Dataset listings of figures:
---*---

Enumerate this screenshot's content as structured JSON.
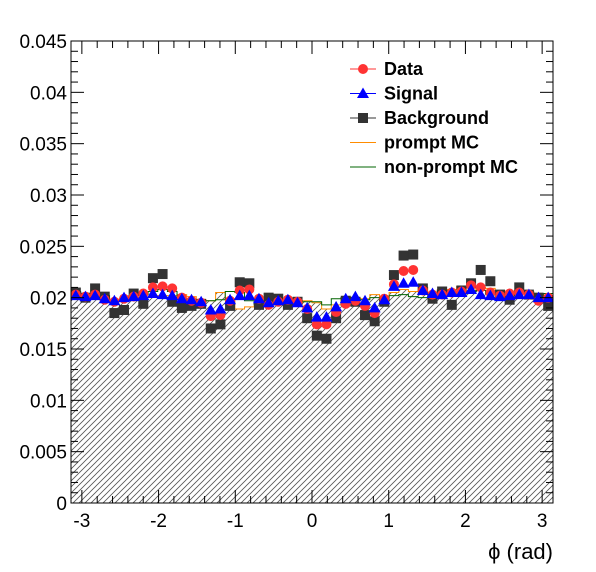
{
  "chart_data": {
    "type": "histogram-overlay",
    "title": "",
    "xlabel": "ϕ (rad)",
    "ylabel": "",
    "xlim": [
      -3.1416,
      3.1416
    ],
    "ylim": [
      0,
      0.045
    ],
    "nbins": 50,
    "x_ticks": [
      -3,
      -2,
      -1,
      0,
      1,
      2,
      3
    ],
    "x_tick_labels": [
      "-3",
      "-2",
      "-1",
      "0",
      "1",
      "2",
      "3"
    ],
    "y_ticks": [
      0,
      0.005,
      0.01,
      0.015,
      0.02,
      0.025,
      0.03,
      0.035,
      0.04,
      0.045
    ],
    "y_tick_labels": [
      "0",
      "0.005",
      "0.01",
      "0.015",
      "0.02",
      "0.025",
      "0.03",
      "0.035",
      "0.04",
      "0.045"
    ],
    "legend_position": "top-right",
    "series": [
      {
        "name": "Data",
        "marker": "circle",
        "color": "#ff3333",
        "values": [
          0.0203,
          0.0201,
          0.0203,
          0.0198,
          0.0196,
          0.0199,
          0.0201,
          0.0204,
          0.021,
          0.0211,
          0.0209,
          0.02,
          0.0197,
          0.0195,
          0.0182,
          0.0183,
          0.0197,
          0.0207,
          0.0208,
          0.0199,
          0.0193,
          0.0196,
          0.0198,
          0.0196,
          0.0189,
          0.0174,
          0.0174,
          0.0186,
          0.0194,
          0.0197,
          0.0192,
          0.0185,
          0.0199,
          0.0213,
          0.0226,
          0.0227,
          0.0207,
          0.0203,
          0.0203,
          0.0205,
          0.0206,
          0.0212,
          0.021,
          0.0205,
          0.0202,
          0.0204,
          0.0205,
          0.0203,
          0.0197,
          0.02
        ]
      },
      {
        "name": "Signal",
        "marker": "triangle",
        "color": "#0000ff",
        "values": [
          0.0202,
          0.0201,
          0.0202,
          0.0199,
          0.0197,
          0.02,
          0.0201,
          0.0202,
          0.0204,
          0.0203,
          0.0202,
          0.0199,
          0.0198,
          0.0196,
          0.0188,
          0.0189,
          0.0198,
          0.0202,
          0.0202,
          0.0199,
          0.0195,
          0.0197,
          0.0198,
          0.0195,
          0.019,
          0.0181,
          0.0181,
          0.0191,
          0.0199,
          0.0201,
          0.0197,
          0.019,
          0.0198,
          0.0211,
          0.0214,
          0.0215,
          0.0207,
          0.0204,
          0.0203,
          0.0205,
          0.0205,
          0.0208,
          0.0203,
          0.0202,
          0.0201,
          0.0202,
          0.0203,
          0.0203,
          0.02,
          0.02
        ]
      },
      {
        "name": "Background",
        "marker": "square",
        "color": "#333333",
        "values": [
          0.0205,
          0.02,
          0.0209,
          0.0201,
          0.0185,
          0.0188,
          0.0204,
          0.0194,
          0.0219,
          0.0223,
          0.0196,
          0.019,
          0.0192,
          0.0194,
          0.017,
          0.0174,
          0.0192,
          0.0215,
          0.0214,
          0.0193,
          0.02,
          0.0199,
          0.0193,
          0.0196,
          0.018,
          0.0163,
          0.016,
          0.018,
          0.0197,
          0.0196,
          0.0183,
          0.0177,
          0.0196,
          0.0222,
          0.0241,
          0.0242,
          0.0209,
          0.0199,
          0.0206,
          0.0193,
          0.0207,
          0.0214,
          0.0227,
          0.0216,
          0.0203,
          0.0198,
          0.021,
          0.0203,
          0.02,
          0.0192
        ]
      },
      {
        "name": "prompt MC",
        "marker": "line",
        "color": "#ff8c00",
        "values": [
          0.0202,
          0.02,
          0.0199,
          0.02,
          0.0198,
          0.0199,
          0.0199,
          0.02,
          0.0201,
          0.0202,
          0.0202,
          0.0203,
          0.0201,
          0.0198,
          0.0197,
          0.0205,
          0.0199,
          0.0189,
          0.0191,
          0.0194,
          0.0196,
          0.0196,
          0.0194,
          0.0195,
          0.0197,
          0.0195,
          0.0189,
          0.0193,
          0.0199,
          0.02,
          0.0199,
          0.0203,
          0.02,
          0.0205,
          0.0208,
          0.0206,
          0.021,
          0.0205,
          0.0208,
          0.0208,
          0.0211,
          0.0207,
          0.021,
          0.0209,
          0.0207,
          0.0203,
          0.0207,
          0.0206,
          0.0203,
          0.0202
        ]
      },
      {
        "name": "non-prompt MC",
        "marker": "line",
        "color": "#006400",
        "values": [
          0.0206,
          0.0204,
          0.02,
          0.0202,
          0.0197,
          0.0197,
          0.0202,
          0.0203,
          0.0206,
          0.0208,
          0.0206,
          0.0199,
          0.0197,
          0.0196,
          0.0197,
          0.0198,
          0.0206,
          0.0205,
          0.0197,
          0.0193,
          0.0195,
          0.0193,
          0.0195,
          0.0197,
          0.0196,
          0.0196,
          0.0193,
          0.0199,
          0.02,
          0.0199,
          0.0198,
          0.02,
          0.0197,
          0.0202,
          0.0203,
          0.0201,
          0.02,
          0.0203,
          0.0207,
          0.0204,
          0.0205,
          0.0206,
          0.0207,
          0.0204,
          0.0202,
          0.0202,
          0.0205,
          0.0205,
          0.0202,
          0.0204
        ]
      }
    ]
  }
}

---*---

Retype each entry precisely. Skip images entirely.

TASK OUTPUT:
Enumerate this screenshot's content as structured JSON.
{
  "chart_data": {
    "type": "histogram-overlay",
    "title": "",
    "xlabel": "ϕ (rad)",
    "ylabel": "",
    "xlim": [
      -3.1416,
      3.1416
    ],
    "ylim": [
      0,
      0.045
    ],
    "nbins": 50,
    "x_ticks": [
      -3,
      -2,
      -1,
      0,
      1,
      2,
      3
    ],
    "x_tick_labels": [
      "-3",
      "-2",
      "-1",
      "0",
      "1",
      "2",
      "3"
    ],
    "y_ticks": [
      0,
      0.005,
      0.01,
      0.015,
      0.02,
      0.025,
      0.03,
      0.035,
      0.04,
      0.045
    ],
    "y_tick_labels": [
      "0",
      "0.005",
      "0.01",
      "0.015",
      "0.02",
      "0.025",
      "0.03",
      "0.035",
      "0.04",
      "0.045"
    ],
    "legend_position": "top-right",
    "series": [
      {
        "name": "Data",
        "marker": "circle",
        "color": "#ff3333",
        "values": [
          0.0203,
          0.0201,
          0.0203,
          0.0198,
          0.0196,
          0.0199,
          0.0201,
          0.0204,
          0.021,
          0.0211,
          0.0209,
          0.02,
          0.0197,
          0.0195,
          0.0182,
          0.0183,
          0.0197,
          0.0207,
          0.0208,
          0.0199,
          0.0193,
          0.0196,
          0.0198,
          0.0196,
          0.0189,
          0.0174,
          0.0174,
          0.0186,
          0.0194,
          0.0197,
          0.0192,
          0.0185,
          0.0199,
          0.0213,
          0.0226,
          0.0227,
          0.0207,
          0.0203,
          0.0203,
          0.0205,
          0.0206,
          0.0212,
          0.021,
          0.0205,
          0.0202,
          0.0204,
          0.0205,
          0.0203,
          0.0197,
          0.02
        ]
      },
      {
        "name": "Signal",
        "marker": "triangle",
        "color": "#0000ff",
        "values": [
          0.0202,
          0.0201,
          0.0202,
          0.0199,
          0.0197,
          0.02,
          0.0201,
          0.0202,
          0.0204,
          0.0203,
          0.0202,
          0.0199,
          0.0198,
          0.0196,
          0.0188,
          0.0189,
          0.0198,
          0.0202,
          0.0202,
          0.0199,
          0.0195,
          0.0197,
          0.0198,
          0.0195,
          0.019,
          0.0181,
          0.0181,
          0.0191,
          0.0199,
          0.0201,
          0.0197,
          0.019,
          0.0198,
          0.0211,
          0.0214,
          0.0215,
          0.0207,
          0.0204,
          0.0203,
          0.0205,
          0.0205,
          0.0208,
          0.0203,
          0.0202,
          0.0201,
          0.0202,
          0.0203,
          0.0203,
          0.02,
          0.02
        ]
      },
      {
        "name": "Background",
        "marker": "square",
        "color": "#333333",
        "values": [
          0.0205,
          0.02,
          0.0209,
          0.0201,
          0.0185,
          0.0188,
          0.0204,
          0.0194,
          0.0219,
          0.0223,
          0.0196,
          0.019,
          0.0192,
          0.0194,
          0.017,
          0.0174,
          0.0192,
          0.0215,
          0.0214,
          0.0193,
          0.02,
          0.0199,
          0.0193,
          0.0196,
          0.018,
          0.0163,
          0.016,
          0.018,
          0.0197,
          0.0196,
          0.0183,
          0.0177,
          0.0196,
          0.0222,
          0.0241,
          0.0242,
          0.0209,
          0.0199,
          0.0206,
          0.0193,
          0.0207,
          0.0214,
          0.0227,
          0.0216,
          0.0203,
          0.0198,
          0.021,
          0.0203,
          0.02,
          0.0192
        ]
      },
      {
        "name": "prompt MC",
        "marker": "line",
        "color": "#ff8c00",
        "values": [
          0.0202,
          0.02,
          0.0199,
          0.02,
          0.0198,
          0.0199,
          0.0199,
          0.02,
          0.0201,
          0.0202,
          0.0202,
          0.0203,
          0.0201,
          0.0198,
          0.0197,
          0.0205,
          0.0199,
          0.0189,
          0.0191,
          0.0194,
          0.0196,
          0.0196,
          0.0194,
          0.0195,
          0.0197,
          0.0195,
          0.0189,
          0.0193,
          0.0199,
          0.02,
          0.0199,
          0.0203,
          0.02,
          0.0205,
          0.0208,
          0.0206,
          0.021,
          0.0205,
          0.0208,
          0.0208,
          0.0211,
          0.0207,
          0.021,
          0.0209,
          0.0207,
          0.0203,
          0.0207,
          0.0206,
          0.0203,
          0.0202
        ]
      },
      {
        "name": "non-prompt MC",
        "marker": "line",
        "color": "#006400",
        "values": [
          0.0206,
          0.0204,
          0.02,
          0.0202,
          0.0197,
          0.0197,
          0.0202,
          0.0203,
          0.0206,
          0.0208,
          0.0206,
          0.0199,
          0.0197,
          0.0196,
          0.0197,
          0.0198,
          0.0206,
          0.0205,
          0.0197,
          0.0193,
          0.0195,
          0.0193,
          0.0195,
          0.0197,
          0.0196,
          0.0196,
          0.0193,
          0.0199,
          0.02,
          0.0199,
          0.0198,
          0.02,
          0.0197,
          0.0202,
          0.0203,
          0.0201,
          0.02,
          0.0203,
          0.0207,
          0.0204,
          0.0205,
          0.0206,
          0.0207,
          0.0204,
          0.0202,
          0.0202,
          0.0205,
          0.0205,
          0.0202,
          0.0204
        ]
      }
    ]
  }
}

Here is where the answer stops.